(Problem to solve): Send back the records in full, character for character.

(Record extracts):
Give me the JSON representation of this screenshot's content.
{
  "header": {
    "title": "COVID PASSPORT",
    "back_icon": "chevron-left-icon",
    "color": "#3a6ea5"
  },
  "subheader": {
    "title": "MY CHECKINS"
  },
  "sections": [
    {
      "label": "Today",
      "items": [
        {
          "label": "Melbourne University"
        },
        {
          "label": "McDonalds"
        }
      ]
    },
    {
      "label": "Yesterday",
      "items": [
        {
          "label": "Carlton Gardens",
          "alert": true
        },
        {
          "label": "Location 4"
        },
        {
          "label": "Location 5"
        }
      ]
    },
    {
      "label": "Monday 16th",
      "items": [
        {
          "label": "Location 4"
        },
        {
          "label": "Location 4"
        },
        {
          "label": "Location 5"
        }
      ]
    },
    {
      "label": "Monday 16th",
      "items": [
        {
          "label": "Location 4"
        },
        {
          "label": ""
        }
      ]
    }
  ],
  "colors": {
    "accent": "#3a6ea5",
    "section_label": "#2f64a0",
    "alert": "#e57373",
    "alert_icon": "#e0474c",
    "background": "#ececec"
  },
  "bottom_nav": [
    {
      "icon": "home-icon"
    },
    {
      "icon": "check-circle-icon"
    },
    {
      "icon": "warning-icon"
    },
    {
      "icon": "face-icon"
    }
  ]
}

(Task solution):
Give me the JSON representation of this screenshot's content.
{
  "header": {
    "title": "COVID PASSPORT",
    "back_icon": "chevron-left-icon",
    "color": "#3a6ea5"
  },
  "subheader": {
    "title": "MY CHECKINS"
  },
  "sections": [
    {
      "label": "Today",
      "items": [
        {
          "label": "Melbourne University"
        },
        {
          "label": "McDonalds"
        }
      ]
    },
    {
      "label": "Yesterday",
      "items": [
        {
          "label": "Carlton Gardens",
          "alert": true
        },
        {
          "label": "Location 4"
        },
        {
          "label": "Location 5"
        }
      ]
    },
    {
      "label": "Monday 16th",
      "items": [
        {
          "label": "Location 4"
        },
        {
          "label": "Location 4"
        },
        {
          "label": "Location 5"
        }
      ]
    },
    {
      "label": "Monday 16th",
      "items": [
        {
          "label": "Location 4"
        },
        {
          "label": ""
        }
      ]
    }
  ],
  "colors": {
    "accent": "#3a6ea5",
    "section_label": "#2f64a0",
    "alert": "#e57373",
    "alert_icon": "#e0474c",
    "background": "#ececec"
  },
  "bottom_nav": [
    {
      "icon": "home-icon"
    },
    {
      "icon": "check-circle-icon"
    },
    {
      "icon": "warning-icon"
    },
    {
      "icon": "face-icon"
    }
  ]
}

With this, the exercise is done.